**Supplied material**
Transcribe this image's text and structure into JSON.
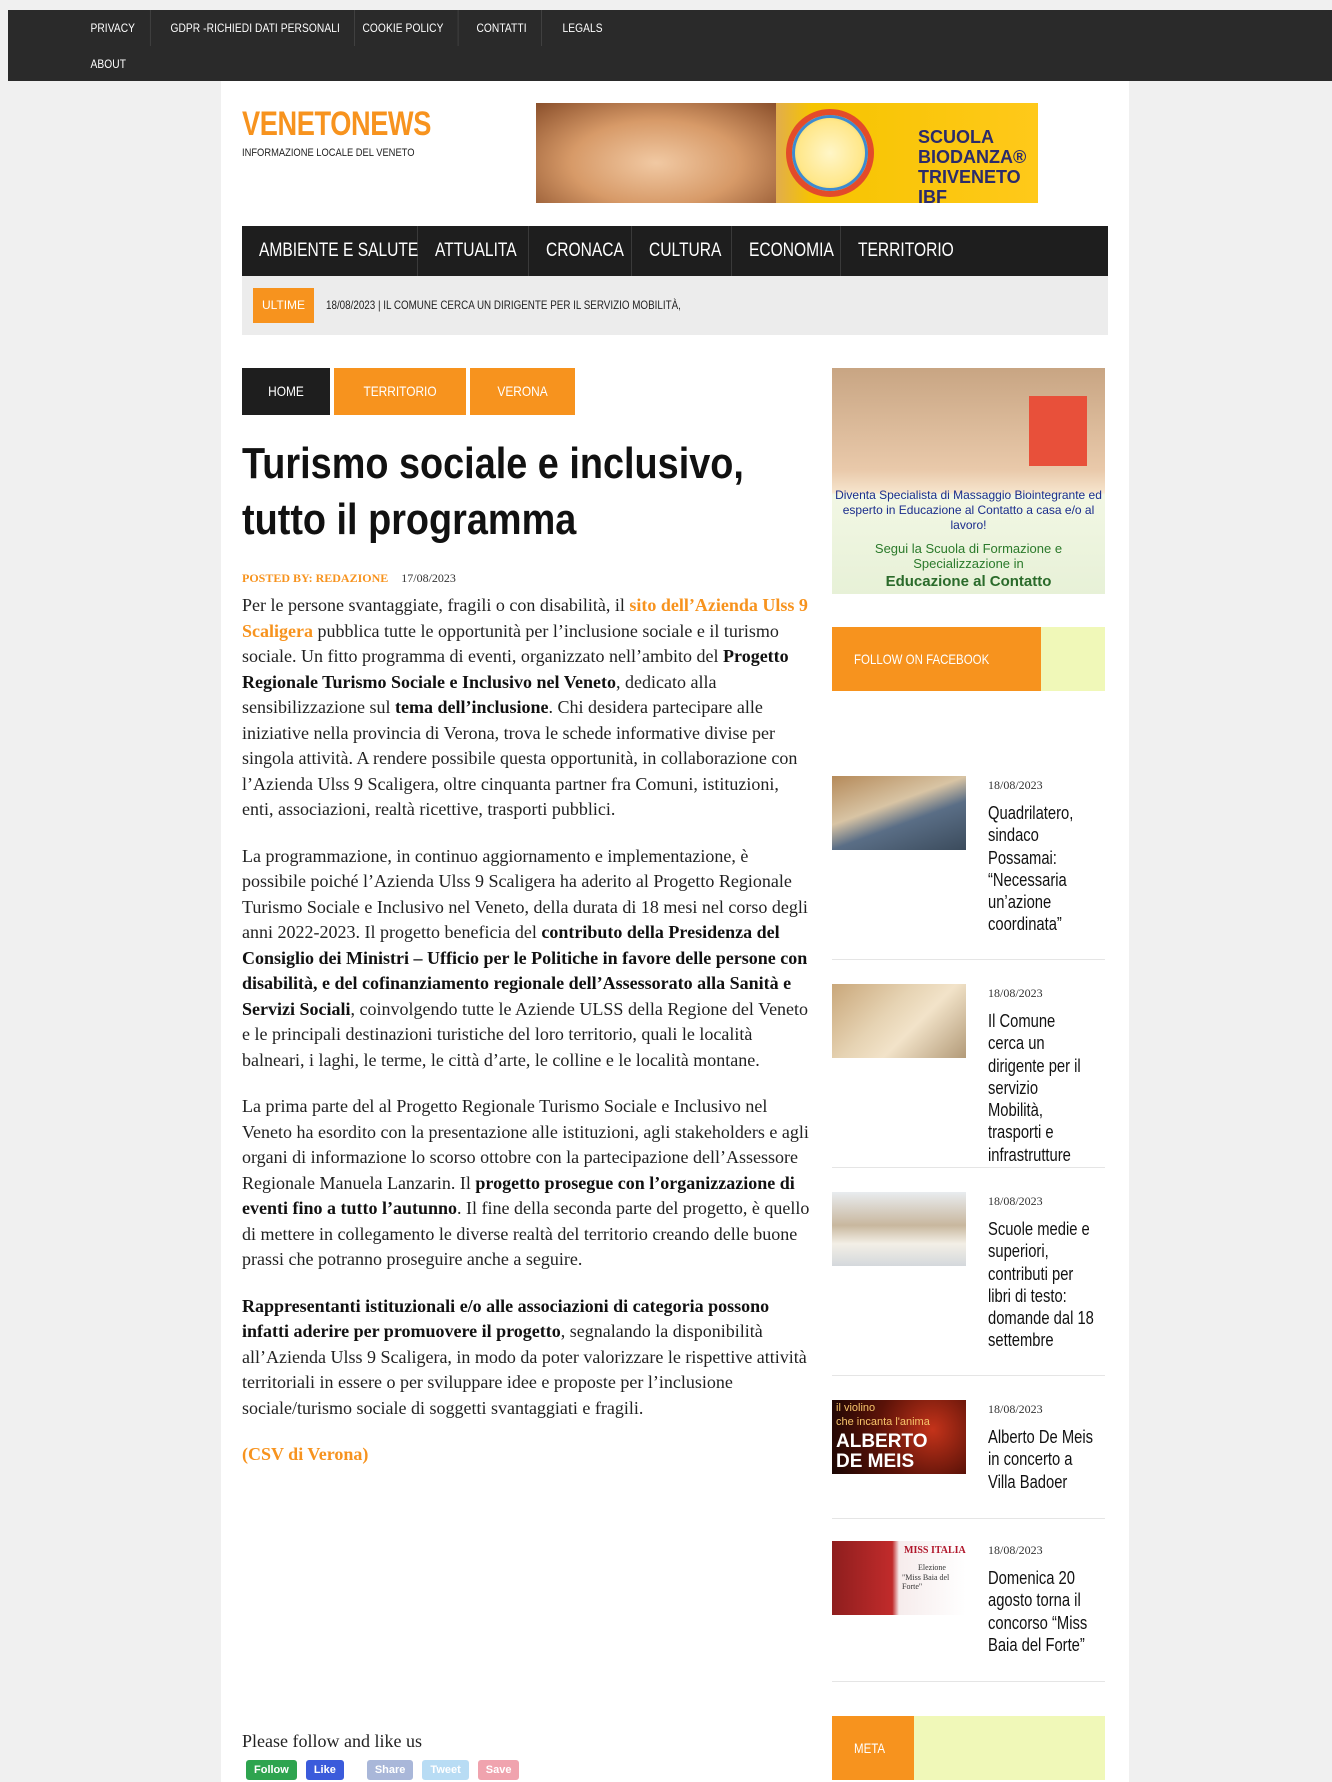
{
  "topbar": {
    "row1": [
      "PRIVACY",
      "GDPR -RICHIEDI DATI PERSONALI",
      "COOKIE POLICY",
      "CONTATTI",
      "LEGALS"
    ],
    "row2": [
      "ABOUT"
    ]
  },
  "site": {
    "title": "VENETONEWS",
    "tagline": "INFORMAZIONE LOCALE DEL VENETO"
  },
  "banner": {
    "line1": "SCUOLA",
    "line2": "BIODANZA®",
    "line3": "TRIVENETO IBF"
  },
  "mainnav": [
    "AMBIENTE E SALUTE",
    "ATTUALITA",
    "CRONACA",
    "CULTURA",
    "ECONOMIA",
    "TERRITORIO"
  ],
  "ticker": {
    "label": "ULTIME",
    "text": "18/08/2023  |  IL COMUNE CERCA UN DIRIGENTE PER IL SERVIZIO MOBILITÀ,"
  },
  "breadcrumb": [
    "HOME",
    "TERRITORIO",
    "VERONA"
  ],
  "article": {
    "title": "Turismo sociale e inclusivo, tutto il programma",
    "posted_by": "POSTED BY: REDAZIONE",
    "date": "17/08/2023",
    "p1_a": "Per le persone svantaggiate, fragili o con disabilità, il ",
    "p1_link": "sito dell’Azienda Ulss 9 Scaligera",
    "p1_b": " pubblica tutte le opportunità per l’inclusione sociale e il turismo sociale. Un fitto programma di eventi, organizzato nell’ambito del ",
    "p1_bold1": "Progetto Regionale Turismo Sociale e Inclusivo nel Veneto",
    "p1_c": ", dedicato alla sensibilizzazione sul ",
    "p1_bold2": "tema dell’inclusione",
    "p1_d": ". Chi desidera partecipare alle iniziative nella provincia di Verona, trova le schede informative divise per singola attività. A rendere possibile questa opportunità, in collaborazione con l’Azienda Ulss 9 Scaligera, oltre cinquanta partner fra Comuni, istituzioni, enti, associazioni, realtà ricettive, trasporti pubblici.",
    "p2_a": "La programmazione, in continuo aggiornamento e implementazione, è possibile poiché l’Azienda Ulss 9 Scaligera ha aderito al Progetto Regionale Turismo Sociale e Inclusivo nel Veneto, della durata di 18 mesi nel corso degli anni 2022-2023. Il progetto beneficia del ",
    "p2_bold": "contributo della Presidenza del Consiglio dei Ministri – Ufficio per le Politiche in favore delle persone con disabilità, e del cofinanziamento regionale dell’Assessorato alla Sanità e Servizi Sociali",
    "p2_b": ", coinvolgendo tutte le Aziende ULSS della Regione del Veneto e le principali destinazioni turistiche del loro territorio, quali le località balneari, i laghi, le terme, le città d’arte, le colline e le località montane.",
    "p3_a": "La prima parte del al Progetto Regionale Turismo Sociale e Inclusivo nel Veneto ha esordito con la presentazione alle istituzioni, agli stakeholders e agli organi di informazione lo scorso ottobre con la partecipazione dell’Assessore Regionale Manuela Lanzarin. Il ",
    "p3_bold": "progetto prosegue con l’organizzazione di eventi fino a tutto l’autunno",
    "p3_b": ". Il fine della seconda parte del progetto, è quello di mettere in collegamento le diverse realtà del territorio creando delle buone prassi che potranno proseguire anche a seguire.",
    "p4_bold": "Rappresentanti istituzionali e/o alle associazioni di categoria possono infatti aderire per promuovere il progetto",
    "p4_a": ", segnalando la disponibilità all’Azienda Ulss 9 Scaligera, in modo da poter valorizzare le rispettive attività territoriali in essere o per sviluppare idee e proposte per l’inclusione sociale/turismo sociale di soggetti svantaggiati e fragili.",
    "source": "(CSV di Verona)"
  },
  "share": {
    "title": "Please follow and like us",
    "buttons": [
      "Follow",
      "Like",
      "Share",
      "Tweet",
      "Save"
    ]
  },
  "sidebar": {
    "ad": {
      "line1": "Diventa Specialista di Massaggio Biointegrante ed esperto in Educazione al Contatto a casa e/o al lavoro!",
      "line2": "Segui la Scuola di Formazione e Specializzazione in",
      "line3": "Educazione al Contatto"
    },
    "facebook_label": "FOLLOW ON FACEBOOK",
    "meta_label": "META",
    "posts": [
      {
        "date": "18/08/2023",
        "title": "Quadrilatero, sindaco Possamai: “Necessaria un’azione coordinata”"
      },
      {
        "date": "18/08/2023",
        "title": "Il Comune cerca un dirigente per il servizio Mobilità, trasporti e infrastrutture"
      },
      {
        "date": "18/08/2023",
        "title": "Scuole medie e superiori, contributi per libri di testo: domande dal 18 settembre"
      },
      {
        "date": "18/08/2023",
        "title": "Alberto De Meis in concerto a Villa Badoer"
      },
      {
        "date": "18/08/2023",
        "title": "Domenica 20 agosto torna il concorso “Miss Baia del Forte”"
      }
    ],
    "thumb_texts": {
      "t4a": "il violino",
      "t4b": "che incanta l'anima",
      "t4c": "ALBERTO DE MEIS",
      "t5a": "MISS ITALIA",
      "t5b": "Elezione",
      "t5c": "\"Miss Baia del Forte\""
    }
  },
  "colors": {
    "accent": "#f7931e",
    "dark": "#1e1e1e",
    "topbar": "#2a2a2a"
  }
}
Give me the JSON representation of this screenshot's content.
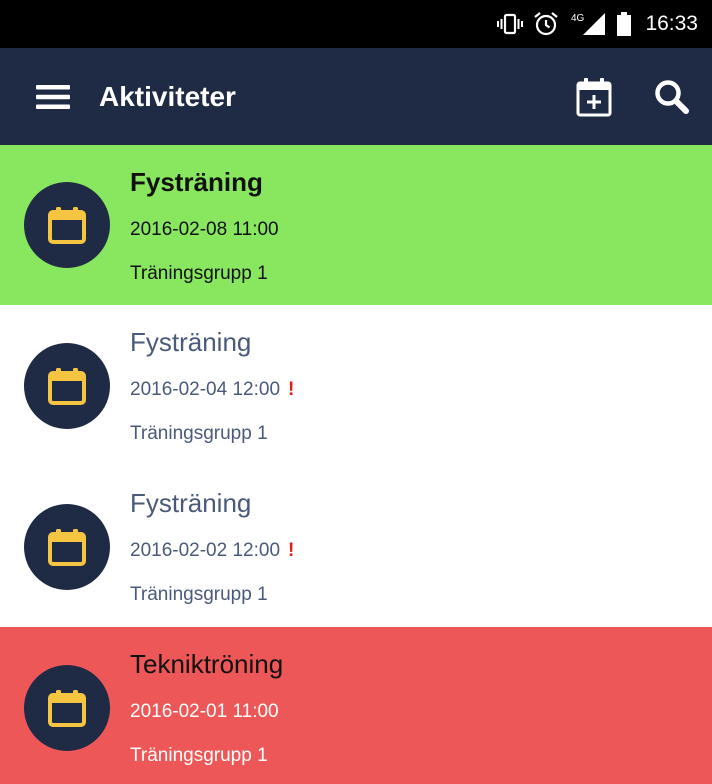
{
  "status_bar": {
    "time": "16:33",
    "network_label": "4G",
    "icons": [
      "vibrate-icon",
      "alarm-icon",
      "signal-icon",
      "battery-icon"
    ]
  },
  "app_bar": {
    "title": "Aktiviteter",
    "icons": [
      "menu-icon",
      "calendar-add-icon",
      "search-icon"
    ]
  },
  "colors": {
    "app_bar": "#1f2a44",
    "status_bar": "#000000",
    "row_green": "#88e75f",
    "row_red": "#ee5757",
    "calendar_icon": "#f5c542",
    "warning": "#e01c1c"
  },
  "activities": [
    {
      "title": "Fysträning",
      "date": "2016-02-08 11:00",
      "group": "Träningsgrupp 1",
      "warning": "",
      "status": "green"
    },
    {
      "title": "Fysträning",
      "date": "2016-02-04 12:00",
      "group": "Träningsgrupp 1",
      "warning": "!",
      "status": "none"
    },
    {
      "title": "Fysträning",
      "date": "2016-02-02 12:00",
      "group": "Träningsgrupp 1",
      "warning": "!",
      "status": "none"
    },
    {
      "title": "Tekniktröning",
      "date": "2016-02-01 11:00",
      "group": "Träningsgrupp 1",
      "warning": "",
      "status": "red"
    }
  ]
}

**What you have to do**
Repeat all of the entries word for word, but omit the pictures.

**Final result**
Transcribe this image's text and structure into JSON.
{
  "topbar": {
    "row1": [
      "PRIVACY",
      "GDPR -RICHIEDI DATI PERSONALI",
      "COOKIE POLICY",
      "CONTATTI",
      "LEGALS"
    ],
    "row2": [
      "ABOUT"
    ]
  },
  "site": {
    "title": "VENETONEWS",
    "tagline": "INFORMAZIONE LOCALE DEL VENETO"
  },
  "banner": {
    "line1": "SCUOLA",
    "line2": "BIODANZA®",
    "line3": "TRIVENETO IBF"
  },
  "mainnav": [
    "AMBIENTE E SALUTE",
    "ATTUALITA",
    "CRONACA",
    "CULTURA",
    "ECONOMIA",
    "TERRITORIO"
  ],
  "ticker": {
    "label": "ULTIME",
    "text": "18/08/2023  |  IL COMUNE CERCA UN DIRIGENTE PER IL SERVIZIO MOBILITÀ,"
  },
  "breadcrumb": [
    "HOME",
    "TERRITORIO",
    "VERONA"
  ],
  "article": {
    "title": "Turismo sociale e inclusivo, tutto il programma",
    "posted_by": "POSTED BY: REDAZIONE",
    "date": "17/08/2023",
    "p1_a": "Per le persone svantaggiate, fragili o con disabilità, il ",
    "p1_link": "sito dell’Azienda Ulss 9 Scaligera",
    "p1_b": " pubblica tutte le opportunità per l’inclusione sociale e il turismo sociale. Un fitto programma di eventi, organizzato nell’ambito del ",
    "p1_bold1": "Progetto Regionale Turismo Sociale e Inclusivo nel Veneto",
    "p1_c": ", dedicato alla sensibilizzazione sul ",
    "p1_bold2": "tema dell’inclusione",
    "p1_d": ". Chi desidera partecipare alle iniziative nella provincia di Verona, trova le schede informative divise per singola attività. A rendere possibile questa opportunità, in collaborazione con l’Azienda Ulss 9 Scaligera, oltre cinquanta partner fra Comuni, istituzioni, enti, associazioni, realtà ricettive, trasporti pubblici.",
    "p2_a": "La programmazione, in continuo aggiornamento e implementazione, è possibile poiché l’Azienda Ulss 9 Scaligera ha aderito al Progetto Regionale Turismo Sociale e Inclusivo nel Veneto, della durata di 18 mesi nel corso degli anni 2022-2023. Il progetto beneficia del ",
    "p2_bold": "contributo della Presidenza del Consiglio dei Ministri – Ufficio per le Politiche in favore delle persone con disabilità, e del cofinanziamento regionale dell’Assessorato alla Sanità e Servizi Sociali",
    "p2_b": ", coinvolgendo tutte le Aziende ULSS della Regione del Veneto e le principali destinazioni turistiche del loro territorio, quali le località balneari, i laghi, le terme, le città d’arte, le colline e le località montane.",
    "p3_a": "La prima parte del al Progetto Regionale Turismo Sociale e Inclusivo nel Veneto ha esordito con la presentazione alle istituzioni, agli stakeholders e agli organi di informazione lo scorso ottobre con la partecipazione dell’Assessore Regionale Manuela Lanzarin. Il ",
    "p3_bold": "progetto prosegue con l’organizzazione di eventi fino a tutto l’autunno",
    "p3_b": ". Il fine della seconda parte del progetto, è quello di mettere in collegamento le diverse realtà del territorio creando delle buone prassi che potranno proseguire anche a seguire.",
    "p4_bold": "Rappresentanti istituzionali e/o alle associazioni di categoria possono infatti aderire per promuovere il progetto",
    "p4_a": ", segnalando la disponibilità all’Azienda Ulss 9 Scaligera, in modo da poter valorizzare le rispettive attività territoriali in essere o per sviluppare idee e proposte per l’inclusione sociale/turismo sociale di soggetti svantaggiati e fragili.",
    "source": "(CSV di Verona)"
  },
  "share": {
    "title": "Please follow and like us",
    "buttons": [
      "Follow",
      "Like",
      "Share",
      "Tweet",
      "Save"
    ]
  },
  "sidebar": {
    "ad": {
      "line1": "Diventa Specialista di Massaggio Biointegrante ed esperto in Educazione al Contatto a casa e/o al lavoro!",
      "line2": "Segui la Scuola di Formazione e Specializzazione in",
      "line3": "Educazione al Contatto"
    },
    "facebook_label": "FOLLOW ON FACEBOOK",
    "meta_label": "META",
    "posts": [
      {
        "date": "18/08/2023",
        "title": "Quadrilatero, sindaco Possamai: “Necessaria un’azione coordinata”"
      },
      {
        "date": "18/08/2023",
        "title": "Il Comune cerca un dirigente per il servizio Mobilità, trasporti e infrastrutture"
      },
      {
        "date": "18/08/2023",
        "title": "Scuole medie e superiori, contributi per libri di testo: domande dal 18 settembre"
      },
      {
        "date": "18/08/2023",
        "title": "Alberto De Meis in concerto a Villa Badoer"
      },
      {
        "date": "18/08/2023",
        "title": "Domenica 20 agosto torna il concorso “Miss Baia del Forte”"
      }
    ],
    "thumb_texts": {
      "t4a": "il violino",
      "t4b": "che incanta l'anima",
      "t4c": "ALBERTO DE MEIS",
      "t5a": "MISS ITALIA",
      "t5b": "Elezione",
      "t5c": "\"Miss Baia del Forte\""
    }
  },
  "colors": {
    "accent": "#f7931e",
    "dark": "#1e1e1e",
    "topbar": "#2a2a2a"
  }
}
Give me the JSON representation of this screenshot's content.
{
  "status_bar": {
    "time": "16:33",
    "network_label": "4G",
    "icons": [
      "vibrate-icon",
      "alarm-icon",
      "signal-icon",
      "battery-icon"
    ]
  },
  "app_bar": {
    "title": "Aktiviteter",
    "icons": [
      "menu-icon",
      "calendar-add-icon",
      "search-icon"
    ]
  },
  "colors": {
    "app_bar": "#1f2a44",
    "status_bar": "#000000",
    "row_green": "#88e75f",
    "row_red": "#ee5757",
    "calendar_icon": "#f5c542",
    "warning": "#e01c1c"
  },
  "activities": [
    {
      "title": "Fysträning",
      "date": "2016-02-08 11:00",
      "group": "Träningsgrupp 1",
      "warning": "",
      "status": "green"
    },
    {
      "title": "Fysträning",
      "date": "2016-02-04 12:00",
      "group": "Träningsgrupp 1",
      "warning": "!",
      "status": "none"
    },
    {
      "title": "Fysträning",
      "date": "2016-02-02 12:00",
      "group": "Träningsgrupp 1",
      "warning": "!",
      "status": "none"
    },
    {
      "title": "Tekniktröning",
      "date": "2016-02-01 11:00",
      "group": "Träningsgrupp 1",
      "warning": "",
      "status": "red"
    }
  ]
}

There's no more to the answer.